____ RECORDS FOR THIS TASK
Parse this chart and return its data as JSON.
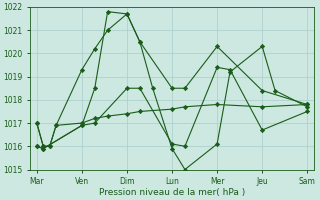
{
  "xlabel": "Pression niveau de la mer( hPa )",
  "ylim": [
    1015,
    1022
  ],
  "yticks": [
    1015,
    1016,
    1017,
    1018,
    1019,
    1020,
    1021,
    1022
  ],
  "x_day_labels": [
    "Mar",
    "Ven",
    "Dim",
    "Lun",
    "Mer",
    "Jeu",
    "Sam"
  ],
  "x_day_positions": [
    0.0,
    21.0,
    42.0,
    63.0,
    84.0,
    105.0,
    126.0
  ],
  "background_color": "#cce8e0",
  "grid_color": "#aacccc",
  "line_color": "#1a5c1a",
  "xlim": [
    -3,
    129
  ],
  "series1_x": [
    0,
    3,
    6,
    9,
    21,
    27,
    33,
    42,
    48,
    63,
    69,
    84,
    105,
    126
  ],
  "series1_y": [
    1017.0,
    1016.0,
    1016.0,
    1016.9,
    1019.3,
    1020.2,
    1021.0,
    1021.7,
    1020.5,
    1018.5,
    1018.5,
    1020.3,
    1018.4,
    1017.8
  ],
  "series2_x": [
    0,
    3,
    6,
    9,
    21,
    27,
    33,
    42,
    48,
    63,
    69,
    84,
    105,
    126
  ],
  "series2_y": [
    1017.0,
    1016.0,
    1016.0,
    1016.9,
    1017.0,
    1017.2,
    1017.3,
    1017.4,
    1017.5,
    1017.6,
    1017.7,
    1017.8,
    1017.7,
    1017.8
  ],
  "series3_x": [
    0,
    3,
    21,
    27,
    42,
    48,
    63,
    69,
    84,
    90,
    105,
    126
  ],
  "series3_y": [
    1016.0,
    1015.9,
    1016.9,
    1017.0,
    1018.5,
    1018.5,
    1016.1,
    1016.0,
    1019.4,
    1019.3,
    1016.7,
    1017.5
  ],
  "series4_x": [
    0,
    3,
    21,
    27,
    33,
    42,
    48,
    54,
    63,
    69,
    84,
    90,
    105,
    111,
    126
  ],
  "series4_y": [
    1016.0,
    1015.9,
    1016.9,
    1018.5,
    1021.8,
    1021.7,
    1020.5,
    1018.5,
    1015.9,
    1015.0,
    1016.1,
    1019.2,
    1020.3,
    1018.4,
    1017.7
  ]
}
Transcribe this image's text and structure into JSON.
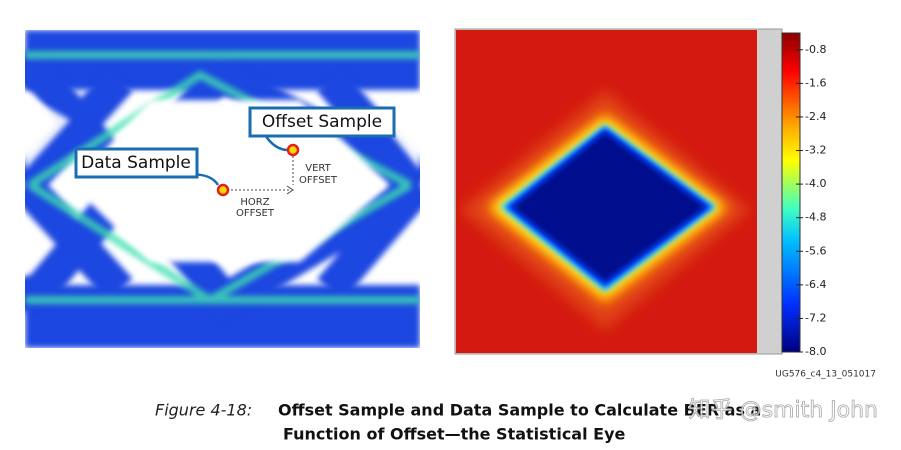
{
  "figure": {
    "eye_diagram": {
      "annotations": {
        "offset_sample": "Offset Sample",
        "data_sample": "Data Sample",
        "vert_offset": [
          "VERT",
          "OFFSET"
        ],
        "horz_offset": [
          "HORZ",
          "OFFSET"
        ]
      }
    },
    "statistical_eye": {
      "colorbar": {
        "lim": [
          -8.0,
          -0.4
        ],
        "ticks": [
          -0.8,
          -1.6,
          -2.4,
          -3.2,
          {
            "value": -4,
            "label": "-4.0"
          },
          -4.8,
          -5.6,
          -6.4,
          -7.2,
          {
            "value": -8,
            "label": "-8.0"
          }
        ]
      }
    },
    "figure_id": "UG576_c4_13_051017",
    "caption": {
      "number": "Figure 4-18:",
      "lines": [
        "Offset Sample and Data Sample to Calculate BER as a",
        "Function of Offset—the Statistical Eye"
      ]
    },
    "watermark": "知乎 @smith John"
  }
}
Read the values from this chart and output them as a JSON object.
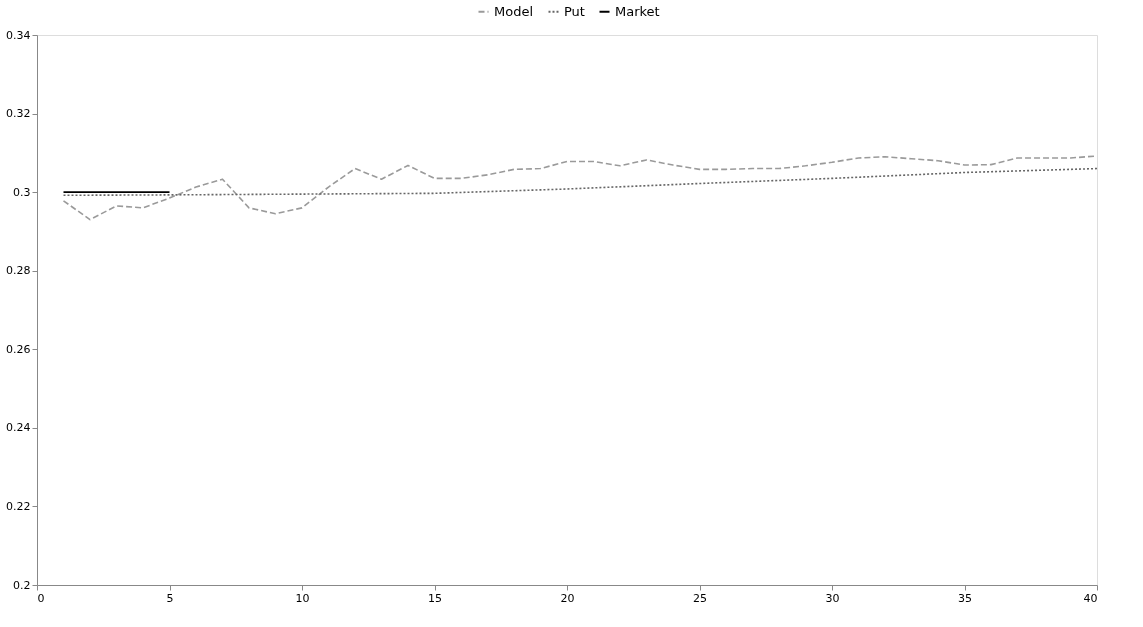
{
  "chart_data": {
    "type": "line",
    "xlim": [
      0,
      40
    ],
    "xticks": [
      0,
      5,
      10,
      15,
      20,
      25,
      30,
      35,
      40
    ],
    "ylim": [
      0.2,
      0.34
    ],
    "yticks": [
      0.2,
      0.22,
      0.24,
      0.26,
      0.28,
      0.3,
      0.32,
      0.34
    ],
    "grid": false,
    "legend": "top",
    "series": [
      {
        "name": "Model",
        "color": "#9a9a9a",
        "line_style": "dashed",
        "x": [
          1,
          2,
          3,
          4,
          5,
          6,
          7,
          8,
          9,
          10,
          11,
          12,
          13,
          14,
          15,
          16,
          17,
          18,
          19,
          20,
          21,
          22,
          23,
          24,
          25,
          26,
          27,
          28,
          29,
          30,
          31,
          32,
          33,
          34,
          35,
          36,
          37,
          38,
          39,
          40
        ],
        "values": [
          0.2978,
          0.293,
          0.2965,
          0.296,
          0.2985,
          0.3013,
          0.3033,
          0.296,
          0.2945,
          0.296,
          0.3013,
          0.306,
          0.3033,
          0.3068,
          0.3035,
          0.3035,
          0.3044,
          0.3058,
          0.306,
          0.3078,
          0.3078,
          0.3067,
          0.3082,
          0.3069,
          0.3058,
          0.3058,
          0.306,
          0.306,
          0.3067,
          0.3076,
          0.3087,
          0.309,
          0.3085,
          0.308,
          0.3069,
          0.307,
          0.3087,
          0.3087,
          0.3087,
          0.3092
        ]
      },
      {
        "name": "Put",
        "color": "#666666",
        "line_style": "dotted",
        "x": [
          1,
          5,
          10,
          15,
          20,
          25,
          30,
          35,
          40
        ],
        "values": [
          0.2992,
          0.2993,
          0.2995,
          0.2997,
          0.3008,
          0.3022,
          0.3035,
          0.305,
          0.306
        ]
      },
      {
        "name": "Market",
        "color": "#000000",
        "line_style": "solid",
        "x": [
          1,
          2,
          3,
          4,
          5
        ],
        "values": [
          0.3,
          0.3,
          0.3,
          0.3,
          0.3
        ]
      }
    ]
  }
}
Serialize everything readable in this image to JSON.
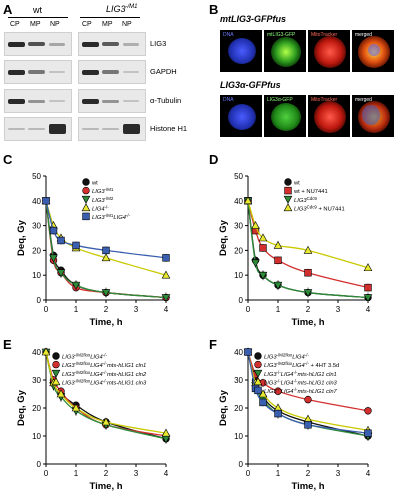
________
Copy the records above exactly. The pictures are not part of the copy.

- THE SOLUTION -
Parse this chart and return its data as JSON.
{
  "xlabel": "Pression niveau de la mer( hPa )",
  "ylim": [
    1015,
    1022
  ],
  "yticks": [
    1015,
    1016,
    1017,
    1018,
    1019,
    1020,
    1021,
    1022
  ],
  "x_day_labels": [
    "Mar",
    "Ven",
    "Dim",
    "Lun",
    "Mer",
    "Jeu",
    "Sam"
  ],
  "x_day_positions": [
    0.0,
    21.0,
    42.0,
    63.0,
    84.0,
    105.0,
    126.0
  ],
  "background_color": "#cce8e0",
  "grid_color": "#aacccc",
  "line_color": "#1a5c1a",
  "xlim": [
    -3,
    129
  ],
  "series1_x": [
    0,
    3,
    6,
    9,
    21,
    27,
    33,
    42,
    48,
    63,
    69,
    84,
    105,
    126
  ],
  "series1_y": [
    1017.0,
    1016.0,
    1016.0,
    1016.9,
    1019.3,
    1020.2,
    1021.0,
    1021.7,
    1020.5,
    1018.5,
    1018.5,
    1020.3,
    1018.4,
    1017.8
  ],
  "series2_x": [
    0,
    3,
    6,
    9,
    21,
    27,
    33,
    42,
    48,
    63,
    69,
    84,
    105,
    126
  ],
  "series2_y": [
    1017.0,
    1016.0,
    1016.0,
    1016.9,
    1017.0,
    1017.2,
    1017.3,
    1017.4,
    1017.5,
    1017.6,
    1017.7,
    1017.8,
    1017.7,
    1017.8
  ],
  "series3_x": [
    0,
    3,
    21,
    27,
    42,
    48,
    63,
    69,
    84,
    90,
    105,
    126
  ],
  "series3_y": [
    1016.0,
    1015.9,
    1016.9,
    1017.0,
    1018.5,
    1018.5,
    1016.1,
    1016.0,
    1019.4,
    1019.3,
    1016.7,
    1017.5
  ],
  "series4_x": [
    0,
    3,
    21,
    27,
    33,
    42,
    48,
    54,
    63,
    69,
    84,
    90,
    105,
    111,
    126
  ],
  "series4_y": [
    1016.0,
    1015.9,
    1016.9,
    1018.5,
    1021.8,
    1021.7,
    1020.5,
    1018.5,
    1015.9,
    1015.0,
    1016.1,
    1019.2,
    1020.3,
    1018.4,
    1017.7
  ]
}
Transcribe this image's text and structure into JSON.
{
  "figure": {
    "eye_diagram": {
      "annotations": {
        "offset_sample": "Offset Sample",
        "data_sample": "Data Sample",
        "vert_offset": [
          "VERT",
          "OFFSET"
        ],
        "horz_offset": [
          "HORZ",
          "OFFSET"
        ]
      }
    },
    "statistical_eye": {
      "colorbar": {
        "lim": [
          -8.0,
          -0.4
        ],
        "ticks": [
          -0.8,
          -1.6,
          -2.4,
          -3.2,
          {
            "value": -4,
            "label": "-4.0"
          },
          -4.8,
          -5.6,
          -6.4,
          -7.2,
          {
            "value": -8,
            "label": "-8.0"
          }
        ]
      }
    },
    "figure_id": "UG576_c4_13_051017",
    "caption": {
      "number": "Figure 4-18:",
      "lines": [
        "Offset Sample and Data Sample to Calculate BER as a",
        "Function of Offset—the Statistical Eye"
      ]
    },
    "watermark": "知乎 @smith John"
  }
}
Read the values from this chart and output them as a JSON object.
{
  "chart_data": {
    "type": "line",
    "xlim": [
      0,
      40
    ],
    "xticks": [
      0,
      5,
      10,
      15,
      20,
      25,
      30,
      35,
      40
    ],
    "ylim": [
      0.2,
      0.34
    ],
    "yticks": [
      0.2,
      0.22,
      0.24,
      0.26,
      0.28,
      0.3,
      0.32,
      0.34
    ],
    "grid": false,
    "legend": "top",
    "series": [
      {
        "name": "Model",
        "color": "#9a9a9a",
        "line_style": "dashed",
        "x": [
          1,
          2,
          3,
          4,
          5,
          6,
          7,
          8,
          9,
          10,
          11,
          12,
          13,
          14,
          15,
          16,
          17,
          18,
          19,
          20,
          21,
          22,
          23,
          24,
          25,
          26,
          27,
          28,
          29,
          30,
          31,
          32,
          33,
          34,
          35,
          36,
          37,
          38,
          39,
          40
        ],
        "values": [
          0.2978,
          0.293,
          0.2965,
          0.296,
          0.2985,
          0.3013,
          0.3033,
          0.296,
          0.2945,
          0.296,
          0.3013,
          0.306,
          0.3033,
          0.3068,
          0.3035,
          0.3035,
          0.3044,
          0.3058,
          0.306,
          0.3078,
          0.3078,
          0.3067,
          0.3082,
          0.3069,
          0.3058,
          0.3058,
          0.306,
          0.306,
          0.3067,
          0.3076,
          0.3087,
          0.309,
          0.3085,
          0.308,
          0.3069,
          0.307,
          0.3087,
          0.3087,
          0.3087,
          0.3092
        ]
      },
      {
        "name": "Put",
        "color": "#666666",
        "line_style": "dotted",
        "x": [
          1,
          5,
          10,
          15,
          20,
          25,
          30,
          35,
          40
        ],
        "values": [
          0.2992,
          0.2993,
          0.2995,
          0.2997,
          0.3008,
          0.3022,
          0.3035,
          0.305,
          0.306
        ]
      },
      {
        "name": "Market",
        "color": "#000000",
        "line_style": "solid",
        "x": [
          1,
          2,
          3,
          4,
          5
        ],
        "values": [
          0.3,
          0.3,
          0.3,
          0.3,
          0.3
        ]
      }
    ]
  }
}
Serialize everything readable in this image to JSON.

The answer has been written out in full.